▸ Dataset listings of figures
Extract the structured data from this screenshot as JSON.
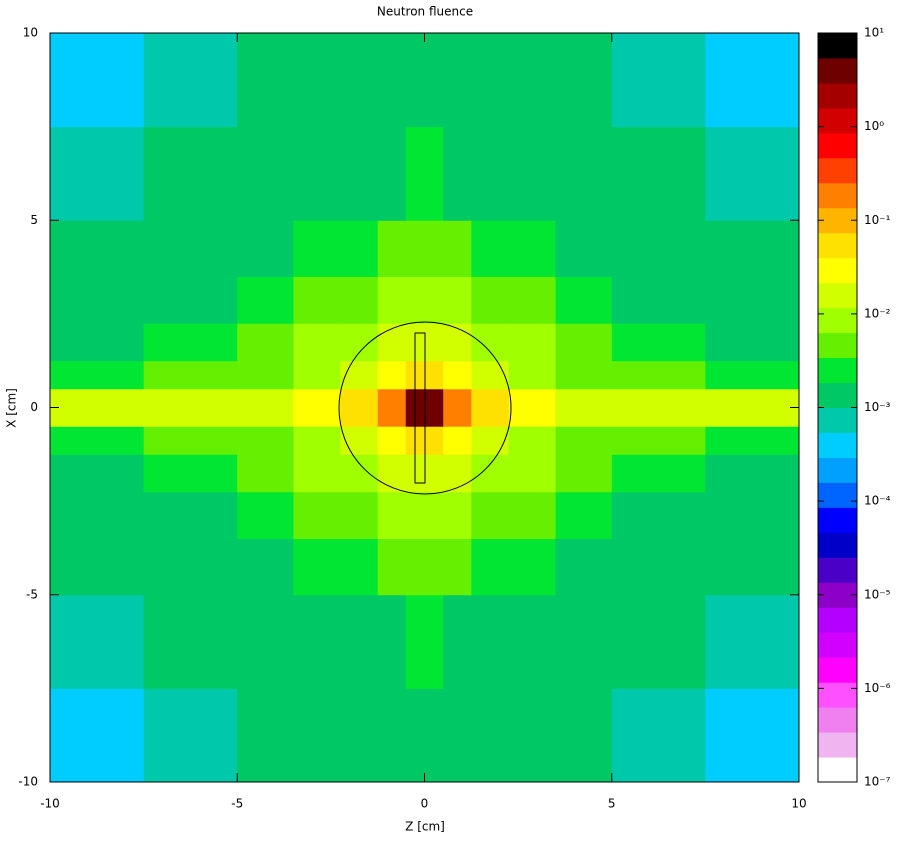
{
  "chart_data": {
    "type": "heatmap",
    "title": "Neutron fluence",
    "xlabel": "Z [cm]",
    "ylabel": "X [cm]",
    "xlim": [
      -10,
      10
    ],
    "ylim": [
      -10,
      10
    ],
    "xticks": [
      -10,
      -5,
      0,
      5,
      10
    ],
    "yticks": [
      -10,
      -5,
      0,
      5,
      10
    ],
    "xbins": [
      -10,
      -7.5,
      -5,
      -3.5,
      -2.25,
      -1.25,
      -0.5,
      0.5,
      1.25,
      2.25,
      3.5,
      5,
      7.5,
      10
    ],
    "ybins": [
      -10,
      -7.5,
      -5,
      -3.5,
      -2.25,
      -1.25,
      -0.5,
      0.5,
      1.25,
      2.25,
      3.5,
      5,
      7.5,
      10
    ],
    "values": [
      [
        0.00045,
        0.0008,
        0.0011,
        0.0013,
        0.0014,
        0.0015,
        0.0016,
        0.0015,
        0.0014,
        0.0013,
        0.0011,
        0.0008,
        0.00045
      ],
      [
        0.0007,
        0.001,
        0.0013,
        0.0015,
        0.0017,
        0.0018,
        0.0019,
        0.0018,
        0.0017,
        0.0015,
        0.0013,
        0.001,
        0.0007
      ],
      [
        0.001,
        0.0013,
        0.0018,
        0.0023,
        0.003,
        0.0035,
        0.004,
        0.0035,
        0.003,
        0.0023,
        0.0018,
        0.0013,
        0.001
      ],
      [
        0.0013,
        0.0018,
        0.0026,
        0.004,
        0.0055,
        0.007,
        0.008,
        0.007,
        0.0055,
        0.004,
        0.0026,
        0.0018,
        0.0013
      ],
      [
        0.0018,
        0.0025,
        0.004,
        0.0065,
        0.01,
        0.014,
        0.017,
        0.014,
        0.01,
        0.0065,
        0.004,
        0.0025,
        0.0018
      ],
      [
        0.0025,
        0.0035,
        0.006,
        0.01,
        0.02,
        0.03,
        0.04,
        0.03,
        0.02,
        0.01,
        0.006,
        0.0035,
        0.0025
      ],
      [
        0.012,
        0.015,
        0.02,
        0.03,
        0.06,
        0.2,
        3,
        0.2,
        0.06,
        0.03,
        0.02,
        0.015,
        0.012
      ],
      [
        0.0025,
        0.0035,
        0.006,
        0.01,
        0.02,
        0.03,
        0.04,
        0.03,
        0.02,
        0.01,
        0.006,
        0.0035,
        0.0025
      ],
      [
        0.0018,
        0.0025,
        0.004,
        0.0065,
        0.01,
        0.014,
        0.017,
        0.014,
        0.01,
        0.0065,
        0.004,
        0.0025,
        0.0018
      ],
      [
        0.0013,
        0.0018,
        0.0026,
        0.004,
        0.0055,
        0.007,
        0.008,
        0.007,
        0.0055,
        0.004,
        0.0026,
        0.0018,
        0.0013
      ],
      [
        0.001,
        0.0013,
        0.0018,
        0.0023,
        0.003,
        0.0035,
        0.004,
        0.0035,
        0.003,
        0.0023,
        0.0018,
        0.0013,
        0.001
      ],
      [
        0.0007,
        0.001,
        0.0013,
        0.0015,
        0.0017,
        0.0018,
        0.0019,
        0.0018,
        0.0017,
        0.0015,
        0.0013,
        0.001,
        0.0007
      ],
      [
        0.00045,
        0.0008,
        0.0011,
        0.0013,
        0.0014,
        0.0015,
        0.0016,
        0.0015,
        0.0014,
        0.0013,
        0.0011,
        0.0008,
        0.00045
      ]
    ],
    "colorbar": {
      "scale": "log",
      "lim": [
        1e-07,
        10
      ],
      "ticks": [
        {
          "value": 1e-07,
          "label": "10⁻⁷"
        },
        {
          "value": 1e-06,
          "label": "10⁻⁶"
        },
        {
          "value": 1e-05,
          "label": "10⁻⁵"
        },
        {
          "value": 0.0001,
          "label": "10⁻⁴"
        },
        {
          "value": 0.001,
          "label": "10⁻³"
        },
        {
          "value": 0.01,
          "label": "10⁻²"
        },
        {
          "value": 0.1,
          "label": "10⁻¹"
        },
        {
          "value": 1,
          "label": "10⁰"
        },
        {
          "value": 10,
          "label": "10¹"
        }
      ],
      "colors": [
        "#ffffff",
        "#f0b4f0",
        "#f080f0",
        "#ff50ff",
        "#ff00ff",
        "#d200ff",
        "#b400ff",
        "#8c00c8",
        "#4b00c8",
        "#0000c8",
        "#0000ff",
        "#0064ff",
        "#00a0ff",
        "#00cdff",
        "#00c8aa",
        "#00c864",
        "#00e632",
        "#64f000",
        "#a0ff00",
        "#d2ff00",
        "#ffff00",
        "#ffe100",
        "#ffb400",
        "#ff8000",
        "#ff4000",
        "#ff0000",
        "#d20000",
        "#a50000",
        "#6e0000",
        "#000000"
      ]
    }
  }
}
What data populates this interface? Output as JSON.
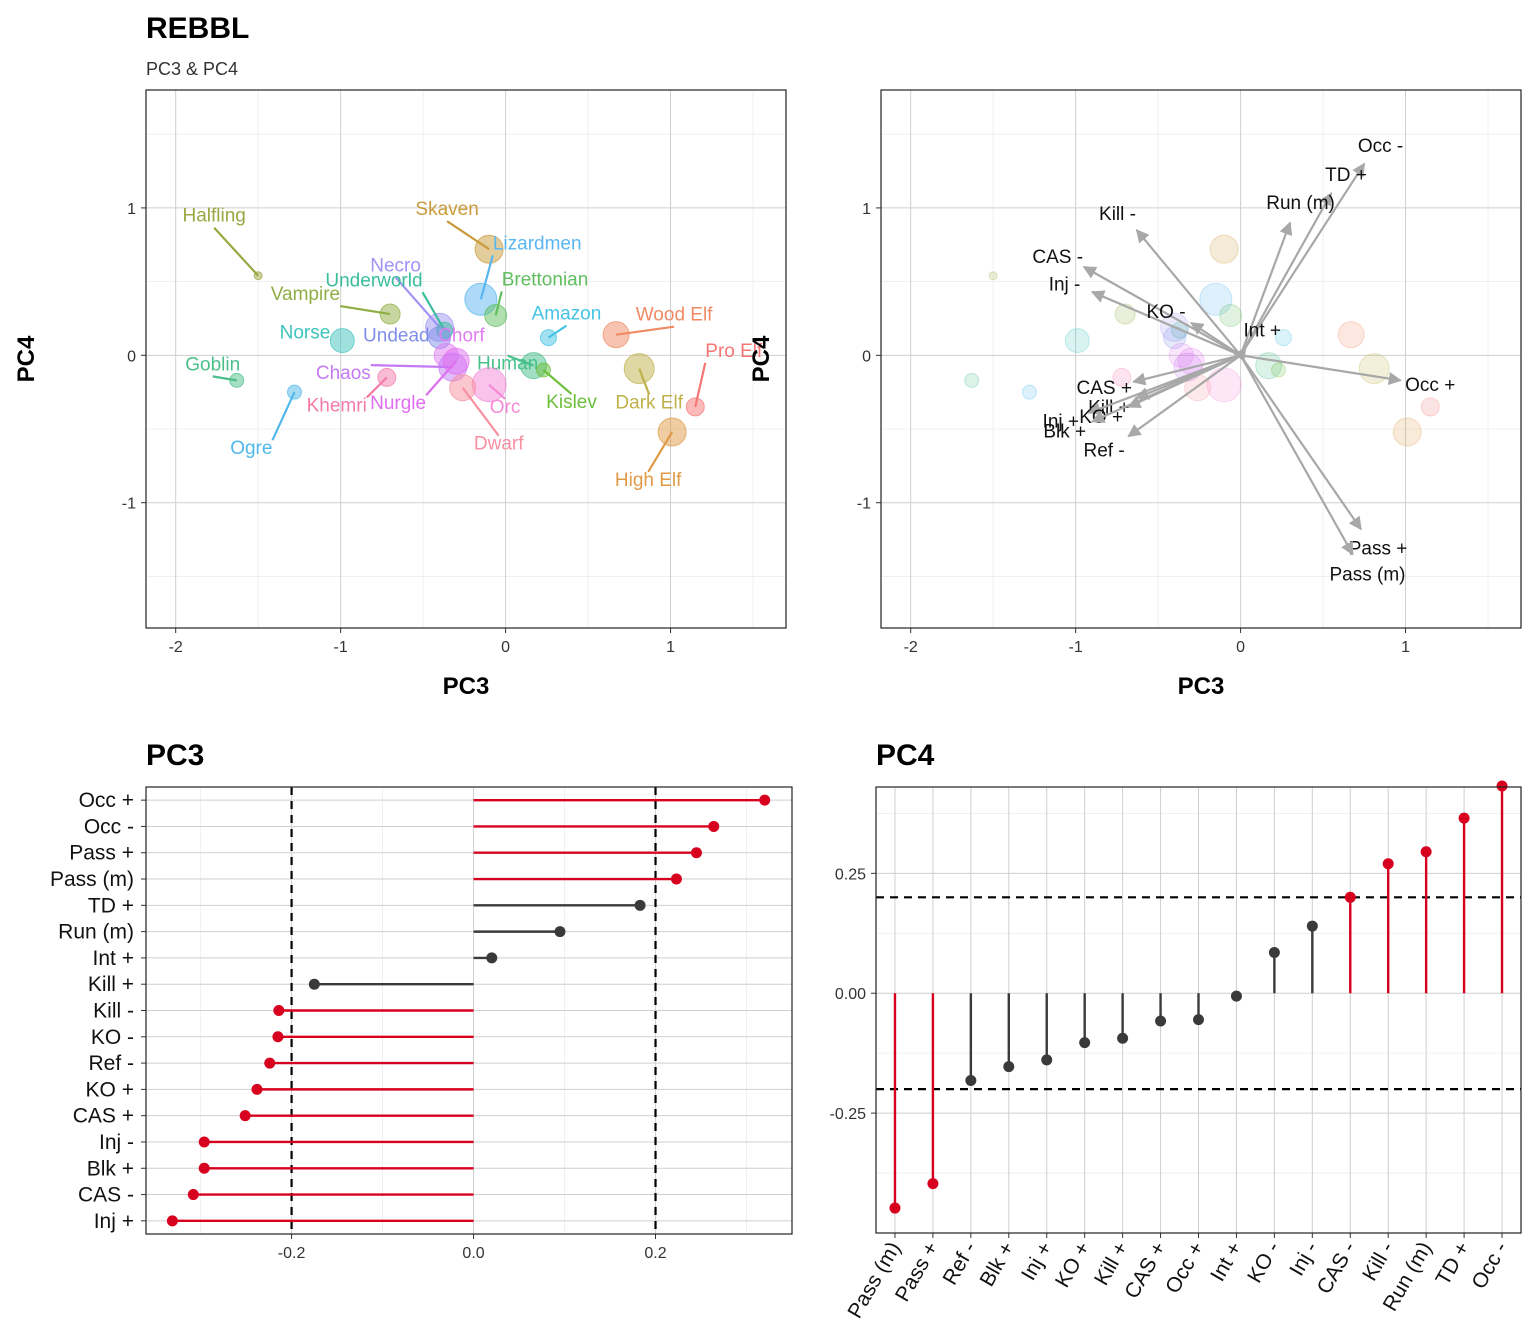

▸ Task objective
Give back the entries verbatim. Do not include any picture.

▸ Complete response
Extract the structured data from this screenshot as JSON.
{
  "chart_data": {
    "type": "heatmap",
    "title": "Neutron fluence",
    "xlabel": "Z [cm]",
    "ylabel": "X [cm]",
    "xlim": [
      -10,
      10
    ],
    "ylim": [
      -10,
      10
    ],
    "xticks": [
      -10,
      -5,
      0,
      5,
      10
    ],
    "yticks": [
      -10,
      -5,
      0,
      5,
      10
    ],
    "xbins": [
      -10,
      -7.5,
      -5,
      -3.5,
      -2.25,
      -1.25,
      -0.5,
      0.5,
      1.25,
      2.25,
      3.5,
      5,
      7.5,
      10
    ],
    "ybins": [
      -10,
      -7.5,
      -5,
      -3.5,
      -2.25,
      -1.25,
      -0.5,
      0.5,
      1.25,
      2.25,
      3.5,
      5,
      7.5,
      10
    ],
    "values": [
      [
        0.00045,
        0.0008,
        0.0011,
        0.0013,
        0.0014,
        0.0015,
        0.0016,
        0.0015,
        0.0014,
        0.0013,
        0.0011,
        0.0008,
        0.00045
      ],
      [
        0.0007,
        0.001,
        0.0013,
        0.0015,
        0.0017,
        0.0018,
        0.0019,
        0.0018,
        0.0017,
        0.0015,
        0.0013,
        0.001,
        0.0007
      ],
      [
        0.001,
        0.0013,
        0.0018,
        0.0023,
        0.003,
        0.0035,
        0.004,
        0.0035,
        0.003,
        0.0023,
        0.0018,
        0.0013,
        0.001
      ],
      [
        0.0013,
        0.0018,
        0.0026,
        0.004,
        0.0055,
        0.007,
        0.008,
        0.007,
        0.0055,
        0.004,
        0.0026,
        0.0018,
        0.0013
      ],
      [
        0.0018,
        0.0025,
        0.004,
        0.0065,
        0.01,
        0.014,
        0.017,
        0.014,
        0.01,
        0.0065,
        0.004,
        0.0025,
        0.0018
      ],
      [
        0.0025,
        0.0035,
        0.006,
        0.01,
        0.02,
        0.03,
        0.04,
        0.03,
        0.02,
        0.01,
        0.006,
        0.0035,
        0.0025
      ],
      [
        0.012,
        0.015,
        0.02,
        0.03,
        0.06,
        0.2,
        3,
        0.2,
        0.06,
        0.03,
        0.02,
        0.015,
        0.012
      ],
      [
        0.0025,
        0.0035,
        0.006,
        0.01,
        0.02,
        0.03,
        0.04,
        0.03,
        0.02,
        0.01,
        0.006,
        0.0035,
        0.0025
      ],
      [
        0.0018,
        0.0025,
        0.004,
        0.0065,
        0.01,
        0.014,
        0.017,
        0.014,
        0.01,
        0.0065,
        0.004,
        0.0025,
        0.0018
      ],
      [
        0.0013,
        0.0018,
        0.0026,
        0.004,
        0.0055,
        0.007,
        0.008,
        0.007,
        0.0055,
        0.004,
        0.0026,
        0.0018,
        0.0013
      ],
      [
        0.001,
        0.0013,
        0.0018,
        0.0023,
        0.003,
        0.0035,
        0.004,
        0.0035,
        0.003,
        0.0023,
        0.0018,
        0.0013,
        0.001
      ],
      [
        0.0007,
        0.001,
        0.0013,
        0.0015,
        0.0017,
        0.0018,
        0.0019,
        0.0018,
        0.0017,
        0.0015,
        0.0013,
        0.001,
        0.0007
      ],
      [
        0.00045,
        0.0008,
        0.0011,
        0.0013,
        0.0014,
        0.0015,
        0.0016,
        0.0015,
        0.0014,
        0.0013,
        0.0011,
        0.0008,
        0.00045
      ]
    ],
    "colorbar": {
      "scale": "log",
      "lim": [
        1e-07,
        10
      ],
      "ticks": [
        {
          "value": 1e-07,
          "label": "10⁻⁷"
        },
        {
          "value": 1e-06,
          "label": "10⁻⁶"
        },
        {
          "value": 1e-05,
          "label": "10⁻⁵"
        },
        {
          "value": 0.0001,
          "label": "10⁻⁴"
        },
        {
          "value": 0.001,
          "label": "10⁻³"
        },
        {
          "value": 0.01,
          "label": "10⁻²"
        },
        {
          "value": 0.1,
          "label": "10⁻¹"
        },
        {
          "value": 1,
          "label": "10⁰"
        },
        {
          "value": 10,
          "label": "10¹"
        }
      ],
      "colors": [
        "#ffffff",
        "#f0b4f0",
        "#f080f0",
        "#ff50ff",
        "#ff00ff",
        "#d200ff",
        "#b400ff",
        "#8c00c8",
        "#4b00c8",
        "#0000c8",
        "#0000ff",
        "#0064ff",
        "#00a0ff",
        "#00cdff",
        "#00c8aa",
        "#00c864",
        "#00e632",
        "#64f000",
        "#a0ff00",
        "#d2ff00",
        "#ffff00",
        "#ffe100",
        "#ffb400",
        "#ff8000",
        "#ff4000",
        "#ff0000",
        "#d20000",
        "#a50000",
        "#6e0000",
        "#000000"
      ]
    }
  }
}
What data populates this interface? Output as JSON.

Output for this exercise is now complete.